### Problema
Reproduza na íntegra, sem alterar uma só palavra, o trecho sobre a participação dos leitores no jornalismo online.

A nova cultura que colocou notícias como um produto à venda acelerou o
processo de ouvir as preferências dos leitores e convidá-los a interagir.

Produto à venda ou não, a notícia online utiliza muitos recursos criados


com mote comercial para dar ao jornalismo um ar mais participativo. Os
comentários de uma matéria, o ranking de notas, estrelas e posições, e
as conexões com outras páginas permitem ou ao menos simulam a
participação do leitor na produção de conteúdo. (Seligman; Furtado,
2011, p. 394)

Juntamente com os recursos oferecidos por meio das páginas da web e


aplicativos dos próprios veículos de comunicação vieram os perfis e páginas em
redes sociais como Twitter, Instagram e Facebook. Estas também servem como
termômetro dos gostos, preferências e participação dos leitores.
A estrutura do texto para web é outro fator que incentiva o leitor a interagir.
“Dividir a reportagem em blocos maximiza o potencial de leitura. [...] Como
resultado, os leitores irão se sentir atraídos pelas diferentes partes da reportagem
e por diferentes razões” (Ward, 2007, p. 127). Além disso, o que antes
chamávamos de reportagem multimídia – com textos, áudios, imagens e vídeos –
hoje é oferecido em uma só plataforma, com todos os recursos ao alcance
imediato do leitor. Todo o conteúdo está disponível de forma rápida, prática e
acessível aos olhos e ouvidos de cada um, convidando-o a viver as inúmeras
experiências de aquisição de informação em uma única plataforma.
Dessa forma, o gosto do público passou a ser uma preocupação porque ele
é o alvo das informações – daí a importância de saber quais são suas
preferências, com o que se importa e como reage.
Diferentemente dos meios tradicionais, na web não é preciso mais esperar
a próxima edição do jornal ou da revista para medir a avaliação e a interação dos
leitores. A resposta é imediata. Essas ferramentas de interação e feedback são
hoje um fator essencial no jornalismo digital.

### Material apresentado

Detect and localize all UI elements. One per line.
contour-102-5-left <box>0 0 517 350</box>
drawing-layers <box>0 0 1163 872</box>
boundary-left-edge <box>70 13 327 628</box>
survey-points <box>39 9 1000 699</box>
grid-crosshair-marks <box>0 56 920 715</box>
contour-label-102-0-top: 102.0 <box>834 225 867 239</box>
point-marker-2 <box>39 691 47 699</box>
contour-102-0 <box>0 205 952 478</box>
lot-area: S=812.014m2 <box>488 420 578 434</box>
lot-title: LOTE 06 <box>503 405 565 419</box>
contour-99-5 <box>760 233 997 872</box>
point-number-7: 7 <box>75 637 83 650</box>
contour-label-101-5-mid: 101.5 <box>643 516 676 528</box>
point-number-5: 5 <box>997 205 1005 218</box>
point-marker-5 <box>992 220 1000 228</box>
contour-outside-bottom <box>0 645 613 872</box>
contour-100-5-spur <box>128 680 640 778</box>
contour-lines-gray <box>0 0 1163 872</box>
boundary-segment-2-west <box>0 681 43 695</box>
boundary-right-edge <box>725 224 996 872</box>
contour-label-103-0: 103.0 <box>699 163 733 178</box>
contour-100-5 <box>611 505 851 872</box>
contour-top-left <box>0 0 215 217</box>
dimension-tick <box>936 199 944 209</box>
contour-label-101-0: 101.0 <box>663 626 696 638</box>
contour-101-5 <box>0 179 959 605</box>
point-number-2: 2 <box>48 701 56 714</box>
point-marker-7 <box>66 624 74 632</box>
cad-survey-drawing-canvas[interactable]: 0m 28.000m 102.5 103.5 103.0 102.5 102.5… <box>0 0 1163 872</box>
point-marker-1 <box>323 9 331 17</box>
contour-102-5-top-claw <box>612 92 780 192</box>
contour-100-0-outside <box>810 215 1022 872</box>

### Espaço para resposta
A nova cultura que colocou notícias como um produto à venda acelerou o
processo de ouvir as preferências dos leitores e convidá-los a interagir.

Produto à venda ou não, a notícia online utiliza muitos recursos criados


com mote comercial para dar ao jornalismo um ar mais participativo. Os
comentários de uma matéria, o ranking de notas, estrelas e posições, e
as conexões com outras páginas permitem ou ao menos simulam a
participação do leitor na produção de conteúdo. (Seligman; Furtado,
2011, p. 394)

Juntamente com os recursos oferecidos por meio das páginas da web e


aplicativos dos próprios veículos de comunicação vieram os perfis e páginas em
redes sociais como Twitter, Instagram e Facebook. Estas também servem como
termômetro dos gostos, preferências e participação dos leitores.
A estrutura do texto para web é outro fator que incentiva o leitor a interagir.
“Dividir a reportagem em blocos maximiza o potencial de leitura. [...] Como
resultado, os leitores irão se sentir atraídos pelas diferentes partes da reportagem
e por diferentes razões” (Ward, 2007, p. 127). Além disso, o que antes
chamávamos de reportagem multimídia – com textos, áudios, imagens e vídeos –
hoje é oferecido em uma só plataforma, com todos os recursos ao alcance
imediato do leitor. Todo o conteúdo está disponível de forma rápida, prática e
acessível aos olhos e ouvidos de cada um, convidando-o a viver as inúmeras
experiências de aquisição de informação em uma única plataforma.
Dessa forma, o gosto do público passou a ser uma preocupação porque ele
é o alvo das informações – daí a importância de saber quais são suas
preferências, com o que se importa e como reage.
Diferentemente dos meios tradicionais, na web não é preciso mais esperar
a próxima edição do jornal ou da revista para medir a avaliação e a interação dos
leitores. A resposta é imediata. Essas ferramentas de interação e feedback são
hoje um fator essencial no jornalismo digital.